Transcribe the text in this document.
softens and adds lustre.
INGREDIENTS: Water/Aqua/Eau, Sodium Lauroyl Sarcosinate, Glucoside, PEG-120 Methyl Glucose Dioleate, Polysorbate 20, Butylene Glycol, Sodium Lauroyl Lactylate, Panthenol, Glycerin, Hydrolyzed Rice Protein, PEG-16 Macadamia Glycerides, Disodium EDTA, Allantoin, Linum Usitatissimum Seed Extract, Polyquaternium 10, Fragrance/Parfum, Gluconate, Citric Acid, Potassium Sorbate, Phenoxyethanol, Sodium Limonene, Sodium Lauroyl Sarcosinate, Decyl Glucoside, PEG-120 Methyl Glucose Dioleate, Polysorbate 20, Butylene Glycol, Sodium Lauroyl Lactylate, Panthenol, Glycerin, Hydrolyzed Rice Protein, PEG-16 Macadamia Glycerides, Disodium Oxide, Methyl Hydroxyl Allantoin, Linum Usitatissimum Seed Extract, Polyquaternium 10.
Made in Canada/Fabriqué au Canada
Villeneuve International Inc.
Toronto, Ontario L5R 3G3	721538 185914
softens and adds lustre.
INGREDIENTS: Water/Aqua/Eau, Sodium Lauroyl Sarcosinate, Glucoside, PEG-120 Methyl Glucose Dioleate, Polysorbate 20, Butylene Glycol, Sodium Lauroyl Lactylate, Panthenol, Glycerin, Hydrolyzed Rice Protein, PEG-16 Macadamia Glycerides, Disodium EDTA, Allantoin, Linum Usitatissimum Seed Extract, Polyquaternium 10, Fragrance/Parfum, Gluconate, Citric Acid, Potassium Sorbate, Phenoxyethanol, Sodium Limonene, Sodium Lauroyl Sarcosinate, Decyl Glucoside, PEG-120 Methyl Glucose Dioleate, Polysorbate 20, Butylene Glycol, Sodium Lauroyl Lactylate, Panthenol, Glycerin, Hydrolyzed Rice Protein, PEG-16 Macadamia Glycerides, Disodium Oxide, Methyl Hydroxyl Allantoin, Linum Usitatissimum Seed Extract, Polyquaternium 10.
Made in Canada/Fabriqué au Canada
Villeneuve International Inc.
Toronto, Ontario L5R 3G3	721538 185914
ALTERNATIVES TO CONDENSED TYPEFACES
----------------
Problem requirements: All of the listing above should be restated word for word.

Output:
Transcribe the text in this document.
softens and adds lustre.
INGREDIENTS: Water/Aqua/Eau, Sodium Lauroyl Sarcosinate, Glucoside, PEG-120 Methyl Glucose Dioleate, Polysorbate 20, Butylene Glycol, Sodium Lauroyl Lactylate, Panthenol, Glycerin, Hydrolyzed Rice Protein, PEG-16 Macadamia Glycerides, Disodium EDTA, Allantoin, Linum Usitatissimum Seed Extract, Polyquaternium 10, Fragrance/Parfum, Gluconate, Citric Acid, Potassium Sorbate, Phenoxyethanol, Sodium Limonene, Sodium Lauroyl Sarcosinate, Decyl Glucoside, PEG-120 Methyl Glucose Dioleate, Polysorbate 20, Butylene Glycol, Sodium Lauroyl Lactylate, Panthenol, Glycerin, Hydrolyzed Rice Protein, PEG-16 Macadamia Glycerides, Disodium Oxide, Methyl Hydroxyl Allantoin, Linum Usitatissimum Seed Extract, Polyquaternium 10.
Made in Canada/Fabriqué au Canada
Villeneuve International Inc.
Toronto, Ontario L5R 3G3	721538 185914
softens and adds lustre.
INGREDIENTS: Water/Aqua/Eau, Sodium Lauroyl Sarcosinate, Glucoside, PEG-120 Methyl Glucose Dioleate, Polysorbate 20, Butylene Glycol, Sodium Lauroyl Lactylate, Panthenol, Glycerin, Hydrolyzed Rice Protein, PEG-16 Macadamia Glycerides, Disodium EDTA, Allantoin, Linum Usitatissimum Seed Extract, Polyquaternium 10, Fragrance/Parfum, Gluconate, Citric Acid, Potassium Sorbate, Phenoxyethanol, Sodium Limonene, Sodium Lauroyl Sarcosinate, Decyl Glucoside, PEG-120 Methyl Glucose Dioleate, Polysorbate 20, Butylene Glycol, Sodium Lauroyl Lactylate, Panthenol, Glycerin, Hydrolyzed Rice Protein, PEG-16 Macadamia Glycerides, Disodium Oxide, Methyl Hydroxyl Allantoin, Linum Usitatissimum Seed Extract, Polyquaternium 10.
Made in Canada/Fabriqué au Canada
Villeneuve International Inc.
Toronto, Ontario L5R 3G3	721538 185914
ALTERNATIVES TO CONDENSED TYPEFACES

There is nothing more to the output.